Retype the full set of records. Keep every character identical.

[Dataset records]
# # # # # # #
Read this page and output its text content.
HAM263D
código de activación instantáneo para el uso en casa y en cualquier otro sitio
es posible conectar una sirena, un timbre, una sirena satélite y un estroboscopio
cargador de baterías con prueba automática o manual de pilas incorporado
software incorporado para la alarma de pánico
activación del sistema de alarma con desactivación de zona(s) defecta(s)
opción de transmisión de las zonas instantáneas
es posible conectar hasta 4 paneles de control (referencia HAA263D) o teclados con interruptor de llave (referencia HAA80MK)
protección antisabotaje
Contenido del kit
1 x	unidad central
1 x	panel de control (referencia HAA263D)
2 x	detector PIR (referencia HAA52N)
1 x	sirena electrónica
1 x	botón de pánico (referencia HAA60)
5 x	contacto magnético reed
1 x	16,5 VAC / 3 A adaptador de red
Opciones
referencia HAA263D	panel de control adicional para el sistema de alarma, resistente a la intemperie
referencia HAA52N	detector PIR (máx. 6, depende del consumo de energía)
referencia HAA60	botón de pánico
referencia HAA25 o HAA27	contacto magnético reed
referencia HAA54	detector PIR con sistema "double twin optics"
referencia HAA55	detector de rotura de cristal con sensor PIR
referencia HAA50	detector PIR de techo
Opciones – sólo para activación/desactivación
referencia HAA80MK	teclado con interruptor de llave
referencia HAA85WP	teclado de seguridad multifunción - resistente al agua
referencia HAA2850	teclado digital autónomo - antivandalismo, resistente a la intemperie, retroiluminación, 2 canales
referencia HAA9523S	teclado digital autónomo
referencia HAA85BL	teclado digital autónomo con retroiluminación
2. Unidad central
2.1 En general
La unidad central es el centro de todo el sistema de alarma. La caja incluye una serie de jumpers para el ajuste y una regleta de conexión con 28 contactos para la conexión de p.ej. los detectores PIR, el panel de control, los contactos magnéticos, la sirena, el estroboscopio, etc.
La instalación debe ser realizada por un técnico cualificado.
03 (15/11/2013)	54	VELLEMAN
# # # # # # #
## Answer to this task:
Read this page and output its text content.
HAM263D
código de activación instantáneo para el uso en casa y en cualquier otro sitio
es posible conectar una sirena, un timbre, una sirena satélite y un estroboscopio
cargador de baterías con prueba automática o manual de pilas incorporado
software incorporado para la alarma de pánico
activación del sistema de alarma con desactivación de zona(s) defecta(s)
opción de transmisión de las zonas instantáneas
es posible conectar hasta 4 paneles de control (referencia HAA263D) o teclados con interruptor de llave (referencia HAA80MK)
protección antisabotaje
Contenido del kit
1 x	unidad central
1 x	panel de control (referencia HAA263D)
2 x	detector PIR (referencia HAA52N)
1 x	sirena electrónica
1 x	botón de pánico (referencia HAA60)
5 x	contacto magnético reed
1 x	16,5 VAC / 3 A adaptador de red
Opciones
referencia HAA263D	panel de control adicional para el sistema de alarma, resistente a la intemperie
referencia HAA52N	detector PIR (máx. 6, depende del consumo de energía)
referencia HAA60	botón de pánico
referencia HAA25 o HAA27	contacto magnético reed
referencia HAA54	detector PIR con sistema "double twin optics"
referencia HAA55	detector de rotura de cristal con sensor PIR
referencia HAA50	detector PIR de techo
Opciones – sólo para activación/desactivación
referencia HAA80MK	teclado con interruptor de llave
referencia HAA85WP	teclado de seguridad multifunción - resistente al agua
referencia HAA2850	teclado digital autónomo - antivandalismo, resistente a la intemperie, retroiluminación, 2 canales
referencia HAA9523S	teclado digital autónomo
referencia HAA85BL	teclado digital autónomo con retroiluminación
2. Unidad central
2.1 En general
La unidad central es el centro de todo el sistema de alarma. La caja incluye una serie de jumpers para el ajuste y una regleta de conexión con 28 contactos para la conexión de p.ej. los detectores PIR, el panel de control, los contactos magnéticos, la sirena, el estroboscopio, etc.
La instalación debe ser realizada por un técnico cualificado.
03 (15/11/2013)	54	VELLEMAN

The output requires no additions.